**Written exercise**
Every line of the records below should be restated exactly.

[Records from a data source]

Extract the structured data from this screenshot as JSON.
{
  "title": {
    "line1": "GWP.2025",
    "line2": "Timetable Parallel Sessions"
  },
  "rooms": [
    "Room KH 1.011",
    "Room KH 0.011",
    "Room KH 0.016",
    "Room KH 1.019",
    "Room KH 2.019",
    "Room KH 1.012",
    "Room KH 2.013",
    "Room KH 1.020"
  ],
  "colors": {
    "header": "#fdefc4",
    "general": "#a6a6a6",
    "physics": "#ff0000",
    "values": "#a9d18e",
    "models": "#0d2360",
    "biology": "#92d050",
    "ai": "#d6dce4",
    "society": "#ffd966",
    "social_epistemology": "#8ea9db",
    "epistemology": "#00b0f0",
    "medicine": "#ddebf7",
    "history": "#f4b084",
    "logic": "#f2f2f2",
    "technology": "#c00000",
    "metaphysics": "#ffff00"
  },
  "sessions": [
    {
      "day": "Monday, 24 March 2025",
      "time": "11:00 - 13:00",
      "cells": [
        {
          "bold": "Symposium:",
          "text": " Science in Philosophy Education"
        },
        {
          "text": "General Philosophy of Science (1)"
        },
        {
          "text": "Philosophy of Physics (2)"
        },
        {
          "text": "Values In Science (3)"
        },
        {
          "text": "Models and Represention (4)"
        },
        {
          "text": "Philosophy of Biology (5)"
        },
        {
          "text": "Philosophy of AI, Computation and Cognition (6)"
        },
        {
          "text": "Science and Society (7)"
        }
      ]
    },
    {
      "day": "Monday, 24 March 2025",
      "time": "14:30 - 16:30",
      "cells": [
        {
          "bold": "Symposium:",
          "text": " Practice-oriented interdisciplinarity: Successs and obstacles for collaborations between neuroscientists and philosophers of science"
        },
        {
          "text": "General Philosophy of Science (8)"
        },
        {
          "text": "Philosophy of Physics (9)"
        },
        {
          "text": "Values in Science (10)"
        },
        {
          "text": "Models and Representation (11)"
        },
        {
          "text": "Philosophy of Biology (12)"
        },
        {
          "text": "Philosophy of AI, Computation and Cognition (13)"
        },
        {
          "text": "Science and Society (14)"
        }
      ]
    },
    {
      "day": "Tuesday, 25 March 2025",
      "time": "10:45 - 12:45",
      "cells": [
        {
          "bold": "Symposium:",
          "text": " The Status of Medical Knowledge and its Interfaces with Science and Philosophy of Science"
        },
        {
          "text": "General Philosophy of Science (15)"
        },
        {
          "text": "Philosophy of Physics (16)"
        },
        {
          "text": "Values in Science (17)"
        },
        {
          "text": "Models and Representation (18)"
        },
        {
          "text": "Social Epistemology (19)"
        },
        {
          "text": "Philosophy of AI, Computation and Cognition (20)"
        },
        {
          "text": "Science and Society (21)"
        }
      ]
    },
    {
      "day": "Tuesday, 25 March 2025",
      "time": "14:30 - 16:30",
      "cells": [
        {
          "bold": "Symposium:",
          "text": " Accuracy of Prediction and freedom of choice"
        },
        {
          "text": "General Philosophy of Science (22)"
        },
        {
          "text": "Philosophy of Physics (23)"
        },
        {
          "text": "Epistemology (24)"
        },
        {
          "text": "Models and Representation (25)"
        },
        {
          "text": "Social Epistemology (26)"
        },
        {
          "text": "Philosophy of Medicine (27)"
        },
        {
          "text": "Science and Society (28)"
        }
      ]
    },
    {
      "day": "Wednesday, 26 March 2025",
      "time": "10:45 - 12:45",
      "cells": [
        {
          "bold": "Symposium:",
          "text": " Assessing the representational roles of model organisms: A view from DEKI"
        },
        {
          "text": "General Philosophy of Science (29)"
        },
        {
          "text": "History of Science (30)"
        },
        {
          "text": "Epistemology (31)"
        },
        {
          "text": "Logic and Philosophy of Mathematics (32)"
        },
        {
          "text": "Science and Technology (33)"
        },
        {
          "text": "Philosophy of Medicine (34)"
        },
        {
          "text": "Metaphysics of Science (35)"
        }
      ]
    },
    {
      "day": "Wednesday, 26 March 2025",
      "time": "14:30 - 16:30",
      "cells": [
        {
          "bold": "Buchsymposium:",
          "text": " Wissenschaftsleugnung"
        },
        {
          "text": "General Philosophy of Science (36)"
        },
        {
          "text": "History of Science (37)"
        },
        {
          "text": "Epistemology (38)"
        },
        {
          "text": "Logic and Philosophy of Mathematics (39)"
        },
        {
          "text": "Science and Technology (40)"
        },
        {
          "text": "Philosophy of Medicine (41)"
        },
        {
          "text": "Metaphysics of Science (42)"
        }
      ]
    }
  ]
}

**Task output**
Extract the structured data from this screenshot as JSON.
{
  "title": {
    "line1": "GWP.2025",
    "line2": "Timetable Parallel Sessions"
  },
  "rooms": [
    "Room KH 1.011",
    "Room KH 0.011",
    "Room KH 0.016",
    "Room KH 1.019",
    "Room KH 2.019",
    "Room KH 1.012",
    "Room KH 2.013",
    "Room KH 1.020"
  ],
  "colors": {
    "header": "#fdefc4",
    "general": "#a6a6a6",
    "physics": "#ff0000",
    "values": "#a9d18e",
    "models": "#0d2360",
    "biology": "#92d050",
    "ai": "#d6dce4",
    "society": "#ffd966",
    "social_epistemology": "#8ea9db",
    "epistemology": "#00b0f0",
    "medicine": "#ddebf7",
    "history": "#f4b084",
    "logic": "#f2f2f2",
    "technology": "#c00000",
    "metaphysics": "#ffff00"
  },
  "sessions": [
    {
      "day": "Monday, 24 March 2025",
      "time": "11:00 - 13:00",
      "cells": [
        {
          "bold": "Symposium:",
          "text": " Science in Philosophy Education"
        },
        {
          "text": "General Philosophy of Science (1)"
        },
        {
          "text": "Philosophy of Physics (2)"
        },
        {
          "text": "Values In Science (3)"
        },
        {
          "text": "Models and Represention (4)"
        },
        {
          "text": "Philosophy of Biology (5)"
        },
        {
          "text": "Philosophy of AI, Computation and Cognition (6)"
        },
        {
          "text": "Science and Society (7)"
        }
      ]
    },
    {
      "day": "Monday, 24 March 2025",
      "time": "14:30 - 16:30",
      "cells": [
        {
          "bold": "Symposium:",
          "text": " Practice-oriented interdisciplinarity: Successs and obstacles for collaborations between neuroscientists and philosophers of science"
        },
        {
          "text": "General Philosophy of Science (8)"
        },
        {
          "text": "Philosophy of Physics (9)"
        },
        {
          "text": "Values in Science (10)"
        },
        {
          "text": "Models and Representation (11)"
        },
        {
          "text": "Philosophy of Biology (12)"
        },
        {
          "text": "Philosophy of AI, Computation and Cognition (13)"
        },
        {
          "text": "Science and Society (14)"
        }
      ]
    },
    {
      "day": "Tuesday, 25 March 2025",
      "time": "10:45 - 12:45",
      "cells": [
        {
          "bold": "Symposium:",
          "text": " The Status of Medical Knowledge and its Interfaces with Science and Philosophy of Science"
        },
        {
          "text": "General Philosophy of Science (15)"
        },
        {
          "text": "Philosophy of Physics (16)"
        },
        {
          "text": "Values in Science (17)"
        },
        {
          "text": "Models and Representation (18)"
        },
        {
          "text": "Social Epistemology (19)"
        },
        {
          "text": "Philosophy of AI, Computation and Cognition (20)"
        },
        {
          "text": "Science and Society (21)"
        }
      ]
    },
    {
      "day": "Tuesday, 25 March 2025",
      "time": "14:30 - 16:30",
      "cells": [
        {
          "bold": "Symposium:",
          "text": " Accuracy of Prediction and freedom of choice"
        },
        {
          "text": "General Philosophy of Science (22)"
        },
        {
          "text": "Philosophy of Physics (23)"
        },
        {
          "text": "Epistemology (24)"
        },
        {
          "text": "Models and Representation (25)"
        },
        {
          "text": "Social Epistemology (26)"
        },
        {
          "text": "Philosophy of Medicine (27)"
        },
        {
          "text": "Science and Society (28)"
        }
      ]
    },
    {
      "day": "Wednesday, 26 March 2025",
      "time": "10:45 - 12:45",
      "cells": [
        {
          "bold": "Symposium:",
          "text": " Assessing the representational roles of model organisms: A view from DEKI"
        },
        {
          "text": "General Philosophy of Science (29)"
        },
        {
          "text": "History of Science (30)"
        },
        {
          "text": "Epistemology (31)"
        },
        {
          "text": "Logic and Philosophy of Mathematics (32)"
        },
        {
          "text": "Science and Technology (33)"
        },
        {
          "text": "Philosophy of Medicine (34)"
        },
        {
          "text": "Metaphysics of Science (35)"
        }
      ]
    },
    {
      "day": "Wednesday, 26 March 2025",
      "time": "14:30 - 16:30",
      "cells": [
        {
          "bold": "Buchsymposium:",
          "text": " Wissenschaftsleugnung"
        },
        {
          "text": "General Philosophy of Science (36)"
        },
        {
          "text": "History of Science (37)"
        },
        {
          "text": "Epistemology (38)"
        },
        {
          "text": "Logic and Philosophy of Mathematics (39)"
        },
        {
          "text": "Science and Technology (40)"
        },
        {
          "text": "Philosophy of Medicine (41)"
        },
        {
          "text": "Metaphysics of Science (42)"
        }
      ]
    }
  ]
}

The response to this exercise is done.